--- WHAT YOU ARE ASKED TO DO ---
Where a line contains the string "name", copy that line.

--- DATA ---
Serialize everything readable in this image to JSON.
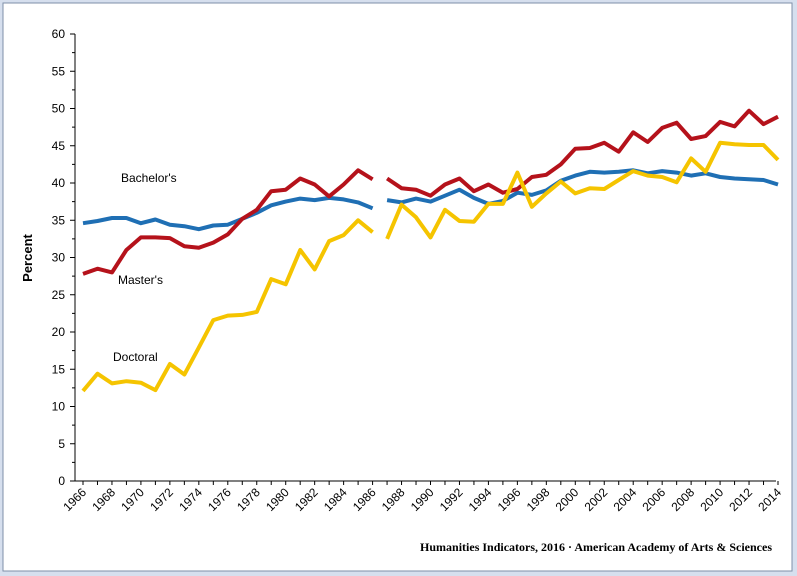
{
  "chart_data": {
    "type": "line",
    "title": "",
    "xlabel": "",
    "ylabel": "Percent",
    "ylim": [
      0,
      60
    ],
    "xlim": [
      1966,
      2014
    ],
    "y_ticks": [
      0,
      5,
      10,
      15,
      20,
      25,
      30,
      35,
      40,
      45,
      50,
      55,
      60
    ],
    "x_ticks": [
      1966,
      1968,
      1970,
      1972,
      1974,
      1976,
      1978,
      1980,
      1982,
      1984,
      1986,
      1988,
      1990,
      1992,
      1994,
      1996,
      1998,
      2000,
      2002,
      2004,
      2006,
      2008,
      2010,
      2012,
      2014
    ],
    "grid": false,
    "legend": "none",
    "gap_between": [
      1986,
      1987
    ],
    "x": [
      1966,
      1967,
      1968,
      1969,
      1970,
      1971,
      1972,
      1973,
      1974,
      1975,
      1976,
      1977,
      1978,
      1979,
      1980,
      1981,
      1982,
      1983,
      1984,
      1985,
      1986,
      1987,
      1988,
      1989,
      1990,
      1991,
      1992,
      1993,
      1994,
      1995,
      1996,
      1997,
      1998,
      1999,
      2000,
      2001,
      2002,
      2003,
      2004,
      2005,
      2006,
      2007,
      2008,
      2009,
      2010,
      2011,
      2012,
      2013,
      2014
    ],
    "series": [
      {
        "name": "Bachelor's",
        "color": "#1f6fb4",
        "values": [
          34.6,
          34.9,
          35.3,
          35.3,
          34.6,
          35.1,
          34.4,
          34.2,
          33.8,
          34.3,
          34.4,
          35.2,
          36.0,
          37.0,
          37.5,
          37.9,
          37.7,
          38.0,
          37.8,
          37.4,
          36.6,
          37.7,
          37.4,
          37.9,
          37.5,
          38.3,
          39.1,
          38.0,
          37.2,
          37.6,
          38.7,
          38.4,
          39.0,
          40.3,
          41.0,
          41.5,
          41.4,
          41.5,
          41.7,
          41.3,
          41.6,
          41.4,
          41.0,
          41.3,
          40.8,
          40.6,
          40.5,
          40.4,
          39.8
        ]
      },
      {
        "name": "Master's",
        "color": "#b5121b",
        "values": [
          27.8,
          28.5,
          28.0,
          31.0,
          32.7,
          32.7,
          32.6,
          31.5,
          31.3,
          32.0,
          33.1,
          35.2,
          36.4,
          38.9,
          39.1,
          40.6,
          39.8,
          38.2,
          39.8,
          41.7,
          40.5,
          40.6,
          39.3,
          39.1,
          38.3,
          39.8,
          40.6,
          38.9,
          39.8,
          38.7,
          39.2,
          40.8,
          41.1,
          42.5,
          44.6,
          44.7,
          45.4,
          44.2,
          46.8,
          45.5,
          47.4,
          48.1,
          45.9,
          46.3,
          48.2,
          47.6,
          49.7,
          47.9,
          48.9
        ]
      },
      {
        "name": "Doctoral",
        "color": "#f5c400",
        "values": [
          12.1,
          14.4,
          13.1,
          13.4,
          13.2,
          12.2,
          15.7,
          14.3,
          17.9,
          21.6,
          22.2,
          22.3,
          22.7,
          27.1,
          26.4,
          31.0,
          28.4,
          32.2,
          33.0,
          35.0,
          33.4,
          32.5,
          37.1,
          35.4,
          32.7,
          36.4,
          34.9,
          34.8,
          37.2,
          37.2,
          41.4,
          36.8,
          38.6,
          40.2,
          38.6,
          39.3,
          39.2,
          40.4,
          41.6,
          41.0,
          40.8,
          40.1,
          43.3,
          41.5,
          45.4,
          45.2,
          45.1,
          45.1,
          43.1
        ]
      }
    ]
  },
  "labels": {
    "bachelors": "Bachelor's",
    "masters": "Master's",
    "doctoral": "Doctoral"
  },
  "credit": "Humanities  Indicators, 2016 · American Academy of Arts & Sciences"
}
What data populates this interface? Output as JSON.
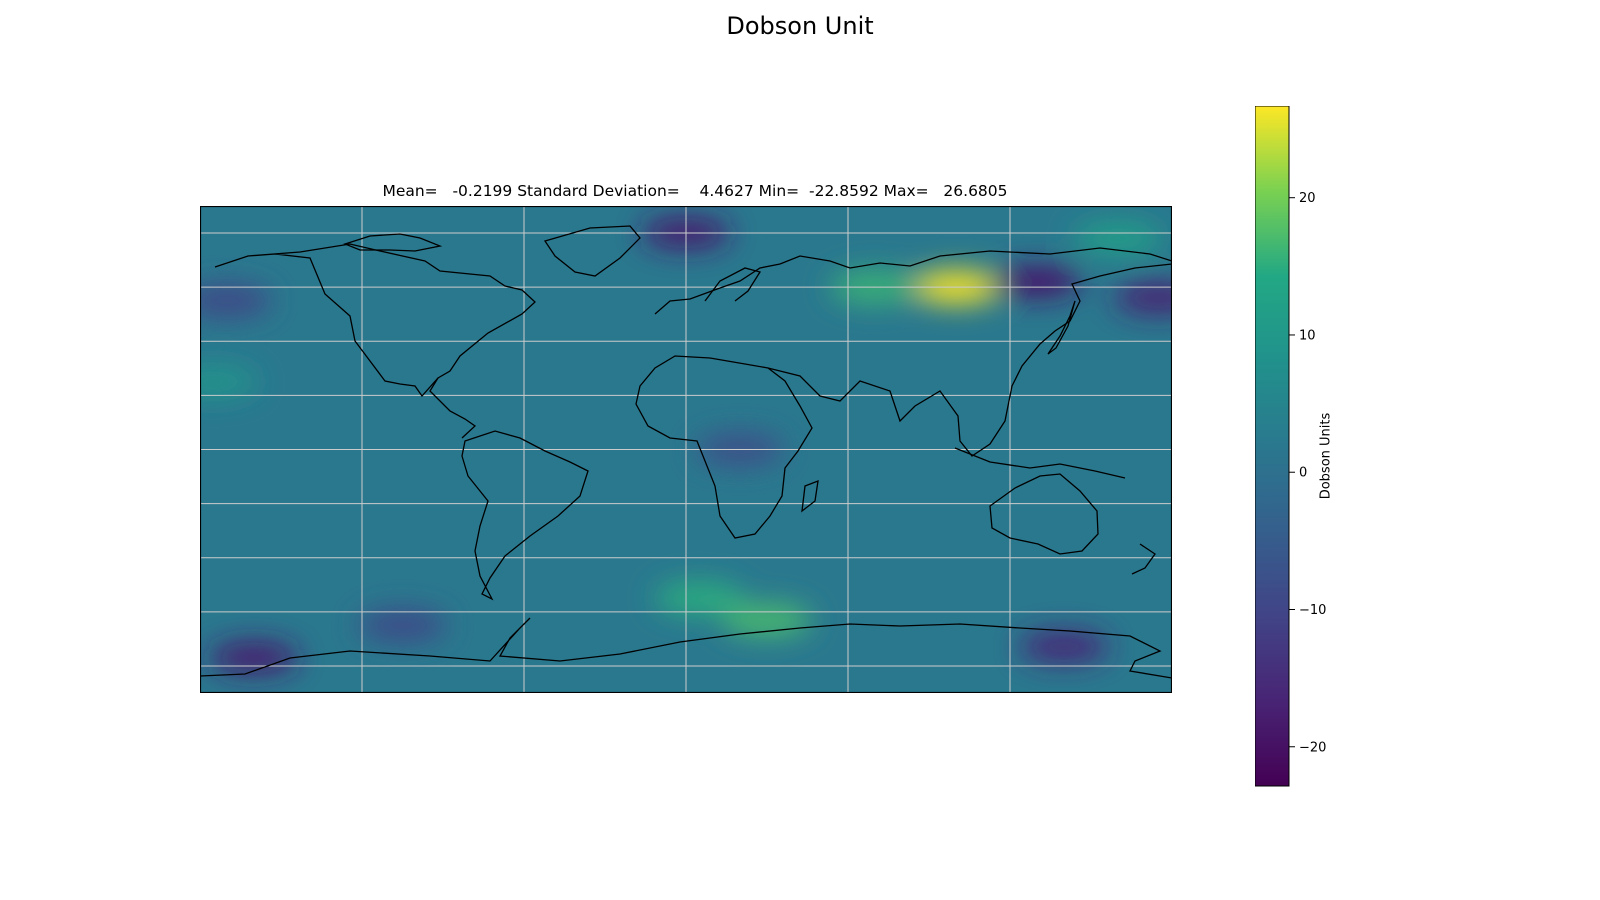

--- SOLUTION TO THE PROBLEM ---
        "name": "Bachelor's",
        "name": "Master's",
        "name": "Doctoral",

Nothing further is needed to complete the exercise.